Data listing
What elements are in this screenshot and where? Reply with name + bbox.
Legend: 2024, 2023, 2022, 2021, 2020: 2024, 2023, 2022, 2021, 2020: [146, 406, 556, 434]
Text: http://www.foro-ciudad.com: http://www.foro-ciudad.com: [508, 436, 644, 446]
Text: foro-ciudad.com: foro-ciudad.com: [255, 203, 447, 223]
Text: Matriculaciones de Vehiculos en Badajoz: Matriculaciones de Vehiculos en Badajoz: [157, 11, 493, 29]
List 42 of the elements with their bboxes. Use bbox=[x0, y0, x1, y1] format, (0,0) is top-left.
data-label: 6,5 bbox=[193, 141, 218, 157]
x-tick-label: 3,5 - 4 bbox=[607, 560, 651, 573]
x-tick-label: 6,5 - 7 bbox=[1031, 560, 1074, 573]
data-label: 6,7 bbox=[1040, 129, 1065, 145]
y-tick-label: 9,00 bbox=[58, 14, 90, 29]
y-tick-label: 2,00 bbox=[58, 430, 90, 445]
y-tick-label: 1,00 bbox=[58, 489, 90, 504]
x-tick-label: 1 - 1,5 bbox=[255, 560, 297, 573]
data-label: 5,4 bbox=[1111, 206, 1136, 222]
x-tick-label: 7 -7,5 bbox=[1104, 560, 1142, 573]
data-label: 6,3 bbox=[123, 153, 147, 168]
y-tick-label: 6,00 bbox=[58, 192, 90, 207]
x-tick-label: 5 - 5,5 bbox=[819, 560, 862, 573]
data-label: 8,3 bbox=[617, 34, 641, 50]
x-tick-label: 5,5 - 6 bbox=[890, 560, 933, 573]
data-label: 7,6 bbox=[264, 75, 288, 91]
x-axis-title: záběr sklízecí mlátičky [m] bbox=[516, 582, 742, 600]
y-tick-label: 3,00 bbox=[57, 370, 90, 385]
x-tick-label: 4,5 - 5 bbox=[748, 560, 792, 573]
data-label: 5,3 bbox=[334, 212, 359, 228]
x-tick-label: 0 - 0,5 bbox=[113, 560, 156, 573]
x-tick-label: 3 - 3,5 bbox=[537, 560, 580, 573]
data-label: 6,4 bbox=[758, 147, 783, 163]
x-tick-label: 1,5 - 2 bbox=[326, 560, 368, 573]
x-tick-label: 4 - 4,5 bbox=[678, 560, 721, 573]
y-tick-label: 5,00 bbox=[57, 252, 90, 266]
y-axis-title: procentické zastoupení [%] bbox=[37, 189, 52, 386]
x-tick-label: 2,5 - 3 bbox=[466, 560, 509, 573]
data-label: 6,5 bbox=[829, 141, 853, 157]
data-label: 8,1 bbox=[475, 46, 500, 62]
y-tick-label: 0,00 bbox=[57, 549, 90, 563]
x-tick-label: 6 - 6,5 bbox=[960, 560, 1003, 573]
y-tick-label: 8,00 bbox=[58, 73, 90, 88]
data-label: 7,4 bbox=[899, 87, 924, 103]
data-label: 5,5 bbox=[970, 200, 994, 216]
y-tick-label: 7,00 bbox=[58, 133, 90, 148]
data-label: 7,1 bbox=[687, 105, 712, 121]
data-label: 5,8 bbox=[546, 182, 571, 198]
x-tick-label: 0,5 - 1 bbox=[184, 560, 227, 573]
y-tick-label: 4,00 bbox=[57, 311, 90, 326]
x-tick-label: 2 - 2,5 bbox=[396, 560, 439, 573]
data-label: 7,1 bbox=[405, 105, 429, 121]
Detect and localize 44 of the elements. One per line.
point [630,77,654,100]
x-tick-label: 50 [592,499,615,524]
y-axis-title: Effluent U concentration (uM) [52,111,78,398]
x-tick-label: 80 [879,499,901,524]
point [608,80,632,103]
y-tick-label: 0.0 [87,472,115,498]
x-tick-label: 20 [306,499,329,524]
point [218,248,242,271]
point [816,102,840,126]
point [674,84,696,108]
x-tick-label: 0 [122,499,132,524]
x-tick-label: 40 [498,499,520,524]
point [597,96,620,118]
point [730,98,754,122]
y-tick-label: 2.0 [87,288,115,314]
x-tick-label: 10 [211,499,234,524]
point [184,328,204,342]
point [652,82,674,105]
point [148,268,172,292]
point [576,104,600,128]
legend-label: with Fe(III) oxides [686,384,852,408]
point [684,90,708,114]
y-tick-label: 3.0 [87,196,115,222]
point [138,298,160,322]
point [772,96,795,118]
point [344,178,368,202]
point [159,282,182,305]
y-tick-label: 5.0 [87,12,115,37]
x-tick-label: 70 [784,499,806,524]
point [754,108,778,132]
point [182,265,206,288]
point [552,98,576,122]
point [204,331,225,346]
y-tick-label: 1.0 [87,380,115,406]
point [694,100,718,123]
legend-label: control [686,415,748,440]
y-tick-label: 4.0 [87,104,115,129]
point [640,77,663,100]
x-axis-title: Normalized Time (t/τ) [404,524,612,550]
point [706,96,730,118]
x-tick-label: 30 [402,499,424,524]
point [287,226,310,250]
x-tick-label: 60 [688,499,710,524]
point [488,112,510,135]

PROBLEM REQUIREMENTS
Convert every line of the data into a JSON list of strings, one string per line, omitting blank lines.

COMPLETED TASK
[
  "What elements are in this screenshot and where? Reply with name + bbox.",
  "Legend: 2024, 2023, 2022, 2021, 2020: 2024, 2023, 2022, 2021, 2020: [146, 406, 556, 434]",
  "Text: http://www.foro-ciudad.com: http://www.foro-ciudad.com: [508, 436, 644, 446]",
  "Text: foro-ciudad.com: foro-ciudad.com: [255, 203, 447, 223]",
  "Text: Matriculaciones de Vehiculos en Badajoz: Matriculaciones de Vehiculos en Badajoz: [157, 11, 493, 29]",
  "List 42 of the elements with their bboxes. Use bbox=[x0, y0, x1, y1] format, (0,0) is top-left.",
  "data-label: 6,5 bbox=[193, 141, 218, 157]",
  "x-tick-label: 3,5 - 4 bbox=[607, 560, 651, 573]",
  "x-tick-label: 6,5 - 7 bbox=[1031, 560, 1074, 573]",
  "data-label: 6,7 bbox=[1040, 129, 1065, 145]",
  "y-tick-label: 9,00 bbox=[58, 14, 90, 29]",
  "y-tick-label: 2,00 bbox=[58, 430, 90, 445]",
  "y-tick-label: 1,00 bbox=[58, 489, 90, 504]",
  "x-tick-label: 1 - 1,5 bbox=[255, 560, 297, 573]",
  "data-label: 5,4 bbox=[1111, 206, 1136, 222]",
  "x-tick-label: 7 -7,5 bbox=[1104, 560, 1142, 573]",
  "data-label: 6,3 bbox=[123, 153, 147, 168]",
  "y-tick-label: 6,00 bbox=[58, 192, 90, 207]",
  "x-tick-label: 5 - 5,5 bbox=[819, 560, 862, 573]",
  "data-label: 8,3 bbox=[617, 34, 641, 50]",
  "x-tick-label: 5,5 - 6 bbox=[890, 560, 933, 573]",
  "data-label: 7,6 bbox=[264, 75, 288, 91]",
  "x-axis-title: záběr sklízecí mlátičky [m] bbox=[516, 582, 742, 600]",
  "y-tick-label: 3,00 bbox=[57, 370, 90, 385]",
  "x-tick-label: 4,5 - 5 bbox=[748, 560, 792, 573]",
  "data-label: 5,3 bbox=[334, 212, 359, 228]",
  "x-tick-label: 0 - 0,5 bbox=[113, 560, 156, 573]",
  "x-tick-label: 3 - 3,5 bbox=[537, 560, 580, 573]",
  "data-label: 6,4 bbox=[758, 147, 783, 163]",
  "x-tick-label: 1,5 - 2 bbox=[326, 560, 368, 573]",
  "x-tick-label: 4 - 4,5 bbox=[678, 560, 721, 573]",
  "y-tick-label: 5,00 bbox=[57, 252, 90, 266]",
  "y-axis-title: procentické zastoupení [%] bbox=[37, 189, 52, 386]",
  "x-tick-label: 2,5 - 3 bbox=[466, 560, 509, 573]",
  "data-label: 6,5 bbox=[829, 141, 853, 157]",
  "data-label: 8,1 bbox=[475, 46, 500, 62]",
  "y-tick-label: 0,00 bbox=[57, 549, 90, 563]",
  "x-tick-label: 6 - 6,5 bbox=[960, 560, 1003, 573]",
  "y-tick-label: 8,00 bbox=[58, 73, 90, 88]",
  "data-label: 7,4 bbox=[899, 87, 924, 103]",
  "data-label: 5,5 bbox=[970, 200, 994, 216]",
  "y-tick-label: 7,00 bbox=[58, 133, 90, 148]",
  "data-label: 7,1 bbox=[687, 105, 712, 121]",
  "data-label: 5,8 bbox=[546, 182, 571, 198]",
  "x-tick-label: 0,5 - 1 bbox=[184, 560, 227, 573]",
  "y-tick-label: 4,00 bbox=[57, 311, 90, 326]",
  "x-tick-label: 2 - 2,5 bbox=[396, 560, 439, 573]",
  "data-label: 7,1 bbox=[405, 105, 429, 121]",
  "Detect and localize 44 of the elements. One per line.",
  "point [630,77,654,100]",
  "x-tick-label: 50 [592,499,615,524]",
  "y-axis-title: Effluent U concentration (uM) [52,111,78,398]",
  "x-tick-label: 80 [879,499,901,524]",
  "point [608,80,632,103]",
  "y-tick-label: 0.0 [87,472,115,498]",
  "x-tick-label: 20 [306,499,329,524]",
  "point [218,248,242,271]",
  "point [816,102,840,126]",
  "point [674,84,696,108]",
  "x-tick-label: 0 [122,499,132,524]",
  "x-tick-label: 40 [498,499,520,524]",
  "point [597,96,620,118]",
  "point [730,98,754,122]",
  "y-tick-label: 2.0 [87,288,115,314]",
  "x-tick-label: 10 [211,499,234,524]",
  "point [184,328,204,342]",
  "point [652,82,674,105]",
  "point [148,268,172,292]",
  "point [576,104,600,128]",
  "legend-label: with Fe(III) oxides [686,384,852,408]",
  "point [684,90,708,114]",
  "y-tick-label: 3.0 [87,196,115,222]",
  "point [138,298,160,322]",
  "point [772,96,795,118]",
  "point [344,178,368,202]",
  "point [159,282,182,305]",
  "y-tick-label: 5.0 [87,12,115,37]",
  "x-tick-label: 70 [784,499,806,524]",
  "point [754,108,778,132]",
  "point [182,265,206,288]",
  "point [552,98,576,122]",
  "point [204,331,225,346]",
  "y-tick-label: 1.0 [87,380,115,406]",
  "point [694,100,718,123]",
  "legend-label: control [686,415,748,440]",
  "y-tick-label: 4.0 [87,104,115,129]",
  "point [640,77,663,100]",
  "x-axis-title: Normalized Time (t/τ) [404,524,612,550]",
  "point [706,96,730,118]",
  "x-tick-label: 30 [402,499,424,524]",
  "point [287,226,310,250]",
  "x-tick-label: 60 [688,499,710,524]",
  "point [488,112,510,135]"
]